• **DESCRIPTION OF THE TASK**: Quote the entries in full, character for character, without their images.

Figure collection entries

******************************

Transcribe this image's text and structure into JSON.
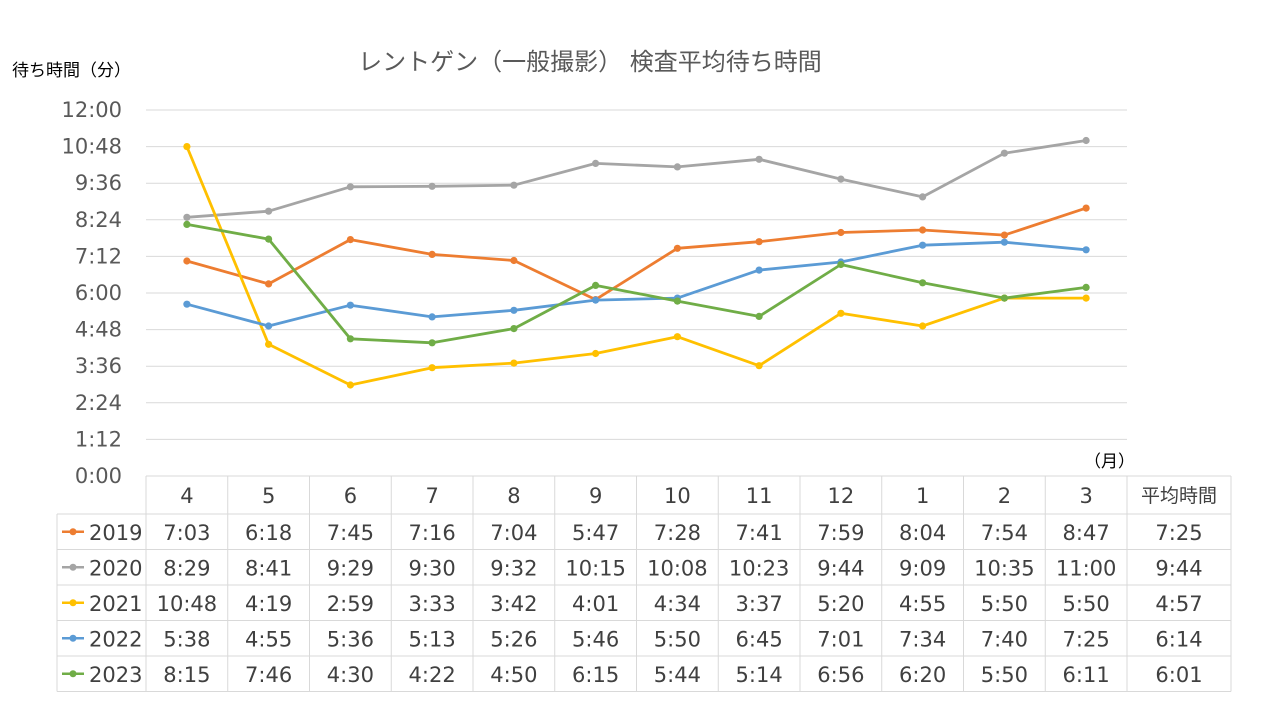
{
  "chart_data": {
    "type": "line",
    "title": "レントゲン（一般撮影） 検査平均待ち時間",
    "ylabel": "待ち時間（分）",
    "xlabel": "（月）",
    "ylim": [
      0,
      720
    ],
    "y_ticks": [
      {
        "value": 0,
        "label": "0:00"
      },
      {
        "value": 72,
        "label": "1:12"
      },
      {
        "value": 144,
        "label": "2:24"
      },
      {
        "value": 216,
        "label": "3:36"
      },
      {
        "value": 288,
        "label": "4:48"
      },
      {
        "value": 360,
        "label": "6:00"
      },
      {
        "value": 432,
        "label": "7:12"
      },
      {
        "value": 504,
        "label": "8:24"
      },
      {
        "value": 576,
        "label": "9:36"
      },
      {
        "value": 648,
        "label": "10:48"
      },
      {
        "value": 720,
        "label": "12:00"
      }
    ],
    "categories": [
      "4",
      "5",
      "6",
      "7",
      "8",
      "9",
      "10",
      "11",
      "12",
      "1",
      "2",
      "3"
    ],
    "average_header": "平均時間",
    "grid": true,
    "legend": "table-below",
    "series": [
      {
        "name": "2019",
        "color": "#ED7D31",
        "labels": [
          "7:03",
          "6:18",
          "7:45",
          "7:16",
          "7:04",
          "5:47",
          "7:28",
          "7:41",
          "7:59",
          "8:04",
          "7:54",
          "8:47"
        ],
        "average": "7:25"
      },
      {
        "name": "2020",
        "color": "#A5A5A5",
        "labels": [
          "8:29",
          "8:41",
          "9:29",
          "9:30",
          "9:32",
          "10:15",
          "10:08",
          "10:23",
          "9:44",
          "9:09",
          "10:35",
          "11:00"
        ],
        "average": "9:44"
      },
      {
        "name": "2021",
        "color": "#FFC000",
        "labels": [
          "10:48",
          "4:19",
          "2:59",
          "3:33",
          "3:42",
          "4:01",
          "4:34",
          "3:37",
          "5:20",
          "4:55",
          "5:50",
          "5:50"
        ],
        "average": "4:57"
      },
      {
        "name": "2022",
        "color": "#5B9BD5",
        "labels": [
          "5:38",
          "4:55",
          "5:36",
          "5:13",
          "5:26",
          "5:46",
          "5:50",
          "6:45",
          "7:01",
          "7:34",
          "7:40",
          "7:25"
        ],
        "average": "6:14"
      },
      {
        "name": "2023",
        "color": "#70AD47",
        "labels": [
          "8:15",
          "7:46",
          "4:30",
          "4:22",
          "4:50",
          "6:15",
          "5:44",
          "5:14",
          "6:56",
          "6:20",
          "5:50",
          "6:11"
        ],
        "average": "6:01"
      }
    ]
  }
}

******************************

• **EXPECTED OUTPUT**:
Transcribe this image's text and structure into JSON.
{
  "chart_data": {
    "type": "line",
    "title": "レントゲン（一般撮影） 検査平均待ち時間",
    "ylabel": "待ち時間（分）",
    "xlabel": "（月）",
    "ylim": [
      0,
      720
    ],
    "y_ticks": [
      {
        "value": 0,
        "label": "0:00"
      },
      {
        "value": 72,
        "label": "1:12"
      },
      {
        "value": 144,
        "label": "2:24"
      },
      {
        "value": 216,
        "label": "3:36"
      },
      {
        "value": 288,
        "label": "4:48"
      },
      {
        "value": 360,
        "label": "6:00"
      },
      {
        "value": 432,
        "label": "7:12"
      },
      {
        "value": 504,
        "label": "8:24"
      },
      {
        "value": 576,
        "label": "9:36"
      },
      {
        "value": 648,
        "label": "10:48"
      },
      {
        "value": 720,
        "label": "12:00"
      }
    ],
    "categories": [
      "4",
      "5",
      "6",
      "7",
      "8",
      "9",
      "10",
      "11",
      "12",
      "1",
      "2",
      "3"
    ],
    "average_header": "平均時間",
    "grid": true,
    "legend": "table-below",
    "series": [
      {
        "name": "2019",
        "color": "#ED7D31",
        "labels": [
          "7:03",
          "6:18",
          "7:45",
          "7:16",
          "7:04",
          "5:47",
          "7:28",
          "7:41",
          "7:59",
          "8:04",
          "7:54",
          "8:47"
        ],
        "average": "7:25"
      },
      {
        "name": "2020",
        "color": "#A5A5A5",
        "labels": [
          "8:29",
          "8:41",
          "9:29",
          "9:30",
          "9:32",
          "10:15",
          "10:08",
          "10:23",
          "9:44",
          "9:09",
          "10:35",
          "11:00"
        ],
        "average": "9:44"
      },
      {
        "name": "2021",
        "color": "#FFC000",
        "labels": [
          "10:48",
          "4:19",
          "2:59",
          "3:33",
          "3:42",
          "4:01",
          "4:34",
          "3:37",
          "5:20",
          "4:55",
          "5:50",
          "5:50"
        ],
        "average": "4:57"
      },
      {
        "name": "2022",
        "color": "#5B9BD5",
        "labels": [
          "5:38",
          "4:55",
          "5:36",
          "5:13",
          "5:26",
          "5:46",
          "5:50",
          "6:45",
          "7:01",
          "7:34",
          "7:40",
          "7:25"
        ],
        "average": "6:14"
      },
      {
        "name": "2023",
        "color": "#70AD47",
        "labels": [
          "8:15",
          "7:46",
          "4:30",
          "4:22",
          "4:50",
          "6:15",
          "5:44",
          "5:14",
          "6:56",
          "6:20",
          "5:50",
          "6:11"
        ],
        "average": "6:01"
      }
    ]
  }
}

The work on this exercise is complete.